**WHAT IS EXPECTED:** Transcribe, without alteration, the portion of the data that opens with its first line and closes with the line containing "empty-message: Aún no", including both of these lines.

**EXERCISE INPUTS:**
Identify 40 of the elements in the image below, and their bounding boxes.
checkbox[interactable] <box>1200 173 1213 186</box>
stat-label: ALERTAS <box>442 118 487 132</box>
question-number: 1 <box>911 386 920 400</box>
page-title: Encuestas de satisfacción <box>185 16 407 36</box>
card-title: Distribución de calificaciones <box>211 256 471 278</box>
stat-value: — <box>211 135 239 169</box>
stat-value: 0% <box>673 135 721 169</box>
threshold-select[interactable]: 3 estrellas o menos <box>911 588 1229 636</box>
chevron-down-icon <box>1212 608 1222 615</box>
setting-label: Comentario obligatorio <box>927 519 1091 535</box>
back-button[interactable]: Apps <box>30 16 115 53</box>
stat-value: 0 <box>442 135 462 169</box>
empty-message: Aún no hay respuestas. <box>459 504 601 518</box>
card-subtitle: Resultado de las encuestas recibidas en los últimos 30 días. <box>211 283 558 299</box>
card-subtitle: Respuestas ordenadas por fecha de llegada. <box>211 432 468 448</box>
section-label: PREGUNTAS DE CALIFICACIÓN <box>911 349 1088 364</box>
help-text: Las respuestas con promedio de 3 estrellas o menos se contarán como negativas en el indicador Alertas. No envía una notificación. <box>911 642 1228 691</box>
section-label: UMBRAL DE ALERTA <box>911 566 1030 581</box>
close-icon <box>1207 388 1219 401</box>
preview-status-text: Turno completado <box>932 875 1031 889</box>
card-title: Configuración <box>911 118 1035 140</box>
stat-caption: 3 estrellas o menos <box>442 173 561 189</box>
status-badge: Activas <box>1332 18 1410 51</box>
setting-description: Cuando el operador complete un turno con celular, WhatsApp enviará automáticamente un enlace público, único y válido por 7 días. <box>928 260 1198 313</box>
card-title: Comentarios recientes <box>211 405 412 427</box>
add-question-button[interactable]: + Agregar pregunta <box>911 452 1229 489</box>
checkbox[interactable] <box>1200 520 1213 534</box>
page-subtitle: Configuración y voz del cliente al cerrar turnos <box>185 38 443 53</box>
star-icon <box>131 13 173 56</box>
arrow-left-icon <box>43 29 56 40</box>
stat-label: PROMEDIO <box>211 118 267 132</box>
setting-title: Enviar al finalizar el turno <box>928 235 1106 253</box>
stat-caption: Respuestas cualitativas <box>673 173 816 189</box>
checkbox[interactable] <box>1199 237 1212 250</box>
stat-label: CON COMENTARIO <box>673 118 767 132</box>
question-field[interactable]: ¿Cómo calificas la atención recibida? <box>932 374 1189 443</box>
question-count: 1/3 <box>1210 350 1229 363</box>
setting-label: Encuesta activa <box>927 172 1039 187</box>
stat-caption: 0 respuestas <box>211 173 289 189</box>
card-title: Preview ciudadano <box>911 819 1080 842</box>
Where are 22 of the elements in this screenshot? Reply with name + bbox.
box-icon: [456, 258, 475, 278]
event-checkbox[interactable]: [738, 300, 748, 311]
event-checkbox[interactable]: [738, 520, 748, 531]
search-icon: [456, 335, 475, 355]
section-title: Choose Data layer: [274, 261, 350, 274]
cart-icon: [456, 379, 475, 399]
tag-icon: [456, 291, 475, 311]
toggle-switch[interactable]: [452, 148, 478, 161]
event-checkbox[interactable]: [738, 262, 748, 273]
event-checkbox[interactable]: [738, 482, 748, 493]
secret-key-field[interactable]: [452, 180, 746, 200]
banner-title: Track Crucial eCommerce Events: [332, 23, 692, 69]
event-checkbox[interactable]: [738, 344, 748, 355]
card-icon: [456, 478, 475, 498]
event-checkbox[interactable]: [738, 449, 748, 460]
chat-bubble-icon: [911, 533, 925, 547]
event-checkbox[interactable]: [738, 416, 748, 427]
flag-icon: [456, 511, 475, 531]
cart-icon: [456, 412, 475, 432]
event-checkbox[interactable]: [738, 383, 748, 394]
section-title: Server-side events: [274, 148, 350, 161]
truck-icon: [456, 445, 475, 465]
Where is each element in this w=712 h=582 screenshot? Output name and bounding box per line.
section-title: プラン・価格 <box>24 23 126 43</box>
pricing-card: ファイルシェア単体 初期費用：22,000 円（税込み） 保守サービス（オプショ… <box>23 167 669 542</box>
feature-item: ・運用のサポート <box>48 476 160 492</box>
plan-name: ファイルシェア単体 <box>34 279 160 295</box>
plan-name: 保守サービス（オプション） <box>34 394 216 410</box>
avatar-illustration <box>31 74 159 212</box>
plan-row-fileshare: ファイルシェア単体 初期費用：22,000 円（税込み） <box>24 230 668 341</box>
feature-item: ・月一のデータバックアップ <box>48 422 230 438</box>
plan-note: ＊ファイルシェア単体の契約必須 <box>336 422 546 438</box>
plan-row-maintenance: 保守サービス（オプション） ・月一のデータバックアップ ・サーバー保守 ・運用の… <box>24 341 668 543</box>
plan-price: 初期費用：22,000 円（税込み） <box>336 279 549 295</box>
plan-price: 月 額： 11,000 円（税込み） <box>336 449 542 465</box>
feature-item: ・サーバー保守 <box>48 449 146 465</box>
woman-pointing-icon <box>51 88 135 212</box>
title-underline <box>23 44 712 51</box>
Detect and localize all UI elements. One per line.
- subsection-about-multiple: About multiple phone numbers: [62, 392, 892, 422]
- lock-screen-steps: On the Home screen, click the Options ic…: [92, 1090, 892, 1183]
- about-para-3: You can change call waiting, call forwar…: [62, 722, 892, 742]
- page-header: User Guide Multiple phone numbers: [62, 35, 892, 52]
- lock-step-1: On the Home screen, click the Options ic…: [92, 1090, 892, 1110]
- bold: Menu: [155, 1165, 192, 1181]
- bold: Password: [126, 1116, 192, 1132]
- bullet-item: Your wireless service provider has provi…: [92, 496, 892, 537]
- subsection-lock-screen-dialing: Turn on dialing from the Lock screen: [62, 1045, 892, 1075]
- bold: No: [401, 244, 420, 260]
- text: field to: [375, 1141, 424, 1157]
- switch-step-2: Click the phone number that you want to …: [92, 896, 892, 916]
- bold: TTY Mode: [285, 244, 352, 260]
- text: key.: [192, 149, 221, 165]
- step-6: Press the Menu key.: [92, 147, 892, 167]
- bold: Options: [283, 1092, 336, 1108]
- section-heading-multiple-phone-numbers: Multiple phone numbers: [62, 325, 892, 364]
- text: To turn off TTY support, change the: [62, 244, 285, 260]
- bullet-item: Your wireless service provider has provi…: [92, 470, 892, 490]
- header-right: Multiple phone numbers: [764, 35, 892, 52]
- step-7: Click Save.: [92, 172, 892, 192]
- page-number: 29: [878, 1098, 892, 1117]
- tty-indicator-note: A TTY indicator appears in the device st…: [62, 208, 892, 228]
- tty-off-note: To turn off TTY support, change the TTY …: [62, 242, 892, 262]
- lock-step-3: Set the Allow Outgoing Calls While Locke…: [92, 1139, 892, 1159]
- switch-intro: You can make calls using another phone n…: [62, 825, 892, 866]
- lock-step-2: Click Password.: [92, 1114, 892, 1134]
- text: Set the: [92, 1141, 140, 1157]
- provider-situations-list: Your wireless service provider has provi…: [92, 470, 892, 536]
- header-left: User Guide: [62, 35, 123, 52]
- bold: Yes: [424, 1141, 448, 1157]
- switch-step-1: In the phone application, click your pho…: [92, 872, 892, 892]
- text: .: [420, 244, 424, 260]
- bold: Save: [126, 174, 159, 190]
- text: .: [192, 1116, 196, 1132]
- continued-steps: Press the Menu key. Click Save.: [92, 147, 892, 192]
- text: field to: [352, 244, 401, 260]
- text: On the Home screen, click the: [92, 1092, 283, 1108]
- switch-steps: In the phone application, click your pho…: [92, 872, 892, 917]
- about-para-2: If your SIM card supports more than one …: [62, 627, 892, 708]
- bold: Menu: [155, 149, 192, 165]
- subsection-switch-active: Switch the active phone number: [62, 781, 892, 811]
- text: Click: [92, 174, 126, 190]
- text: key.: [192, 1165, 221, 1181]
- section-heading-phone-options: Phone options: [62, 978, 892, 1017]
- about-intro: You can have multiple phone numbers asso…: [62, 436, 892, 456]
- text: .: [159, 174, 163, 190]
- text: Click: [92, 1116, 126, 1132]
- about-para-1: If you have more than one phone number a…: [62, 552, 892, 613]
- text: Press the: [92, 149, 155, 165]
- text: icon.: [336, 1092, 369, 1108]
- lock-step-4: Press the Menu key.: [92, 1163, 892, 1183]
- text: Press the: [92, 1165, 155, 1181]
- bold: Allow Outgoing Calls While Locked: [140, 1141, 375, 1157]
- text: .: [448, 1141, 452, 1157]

**ANSWER TO THIS PROBLEM:**
Identify 40 of the elements in the image below, and their bounding boxes.
checkbox[interactable] <box>1200 173 1213 186</box>
stat-label: ALERTAS <box>442 118 487 132</box>
question-number: 1 <box>911 386 920 400</box>
page-title: Encuestas de satisfacción <box>185 16 407 36</box>
card-title: Distribución de calificaciones <box>211 256 471 278</box>
stat-value: — <box>211 135 239 169</box>
stat-value: 0% <box>673 135 721 169</box>
threshold-select[interactable]: 3 estrellas o menos <box>911 588 1229 636</box>
chevron-down-icon <box>1212 608 1222 615</box>
setting-label: Comentario obligatorio <box>927 519 1091 535</box>
back-button[interactable]: Apps <box>30 16 115 53</box>
stat-value: 0 <box>442 135 462 169</box>
empty-message: Aún no hay respuestas. <box>459 504 601 518</box>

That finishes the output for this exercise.